▸ ASSIGNED TASK: Pictures do not belong in the copy; quote every entry below exactly.

-=-=-

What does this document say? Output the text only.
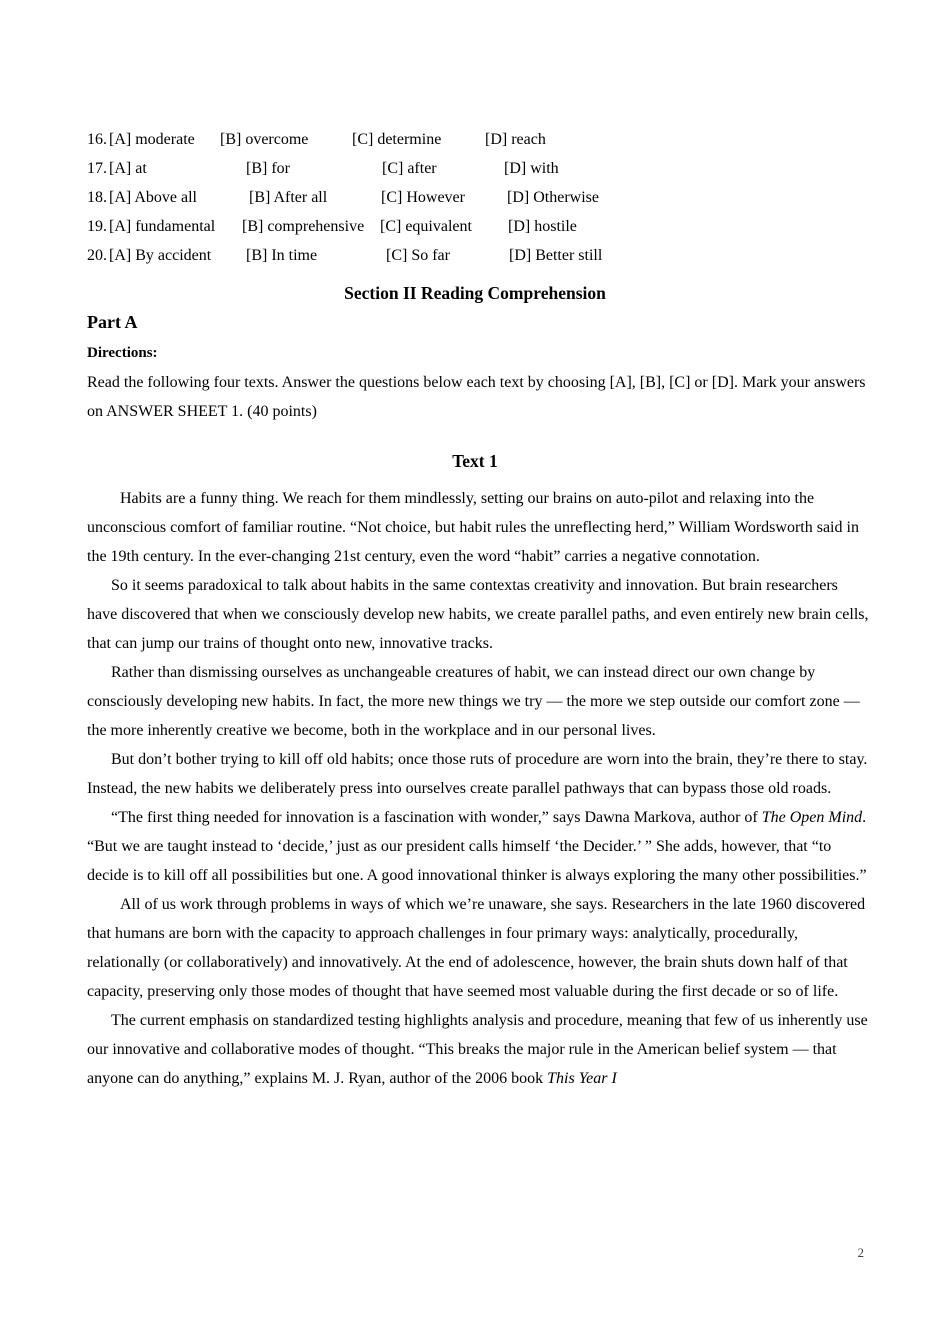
16. [A] moderate [B] overcome	[C] determine	[D] reach
17. [A] at	[B] for	[C] after	[D] with
18. [A] Above all	[B] After all	[C] However	[D] Otherwise
19. [A] fundamental [B] comprehensive [C] equivalent [D] hostile
20. [A] By accident [B] In time	[C] So far	[D] Better still
Section II Reading Comprehension
Part A
Directions:
Read the following four texts. Answer the questions below each text by choosing [A], [B], [C] or [D]. Mark your answers on ANSWER SHEET 1. (40 points)
Text 1

Habits are a funny thing. We reach for them mindlessly, setting our brains on auto-pilot and relaxing into the unconscious comfort of familiar routine. “Not choice, but habit rules the unreflecting herd,” William Wordsworth said in the 19th century. In the ever-changing 21st century, even the word “habit” carries a negative connotation.

So it seems paradoxical to talk about habits in the same contextas creativity and innovation. But brain researchers have discovered that when we consciously develop new habits, we create parallel paths, and even entirely new brain cells, that can jump our trains of thought onto new, innovative tracks.

Rather than dismissing ourselves as unchangeable creatures of habit, we can instead direct our own change by consciously developing new habits. In fact, the more new things we try — the more we step outside our comfort zone — the more inherently creative we become, both in the workplace and in our personal lives.

But don’t bother trying to kill off old habits; once those ruts of procedure are worn into the brain, they’re there to stay. Instead, the new habits we deliberately press into ourselves create parallel pathways that can bypass those old roads.

“The first thing needed for innovation is a fascination with wonder,” says Dawna Markova, author of The Open Mind. “But we are taught instead to ‘decide,’ just as our president calls himself ‘the Decider.’ ” She adds, however, that “to decide is to kill off all possibilities but one. A good innovational thinker is always exploring the many other possibilities.”

All of us work through problems in ways of which we’re unaware, she says. Researchers in the late 1960 discovered that humans are born with the capacity to approach challenges in four primary ways: analytically, procedurally, relationally (or collaboratively) and innovatively. At the end of adolescence, however, the brain shuts down half of that capacity, preserving only those modes of thought that have seemed most valuable during the first decade or so of life.

The current emphasis on standardized testing highlights analysis and procedure, meaning that few of us inherently use our innovative and collaborative modes of thought. “This breaks the major rule in the American belief system — that anyone can do anything,” explains M. J. Ryan, author of the 2006 book This Year I

2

-=-=-

▸ RESULT:
What does this document say? Output the text only.
16. [A] moderate [B] overcome	[C] determine	[D] reach
17. [A] at	[B] for	[C] after	[D] with
18. [A] Above all	[B] After all	[C] However	[D] Otherwise
19. [A] fundamental [B] comprehensive [C] equivalent [D] hostile
20. [A] By accident [B] In time	[C] So far	[D] Better still
Section II Reading Comprehension
Part A
Directions:
Read the following four texts. Answer the questions below each text by choosing [A], [B], [C] or [D]. Mark your answers on ANSWER SHEET 1. (40 points)
Text 1

Habits are a funny thing. We reach for them mindlessly, setting our brains on auto-pilot and relaxing into the unconscious comfort of familiar routine. “Not choice, but habit rules the unreflecting herd,” William Wordsworth said in the 19th century. In the ever-changing 21st century, even the word “habit” carries a negative connotation.

So it seems paradoxical to talk about habits in the same contextas creativity and innovation. But brain researchers have discovered that when we consciously develop new habits, we create parallel paths, and even entirely new brain cells, that can jump our trains of thought onto new, innovative tracks.

Rather than dismissing ourselves as unchangeable creatures of habit, we can instead direct our own change by consciously developing new habits. In fact, the more new things we try — the more we step outside our comfort zone — the more inherently creative we become, both in the workplace and in our personal lives.

But don’t bother trying to kill off old habits; once those ruts of procedure are worn into the brain, they’re there to stay. Instead, the new habits we deliberately press into ourselves create parallel pathways that can bypass those old roads.

“The first thing needed for innovation is a fascination with wonder,” says Dawna Markova, author of The Open Mind. “But we are taught instead to ‘decide,’ just as our president calls himself ‘the Decider.’ ” She adds, however, that “to decide is to kill off all possibilities but one. A good innovational thinker is always exploring the many other possibilities.”

All of us work through problems in ways of which we’re unaware, she says. Researchers in the late 1960 discovered that humans are born with the capacity to approach challenges in four primary ways: analytically, procedurally, relationally (or collaboratively) and innovatively. At the end of adolescence, however, the brain shuts down half of that capacity, preserving only those modes of thought that have seemed most valuable during the first decade or so of life.

The current emphasis on standardized testing highlights analysis and procedure, meaning that few of us inherently use our innovative and collaborative modes of thought. “This breaks the major rule in the American belief system — that anyone can do anything,” explains M. J. Ryan, author of the 2006 book This Year I

2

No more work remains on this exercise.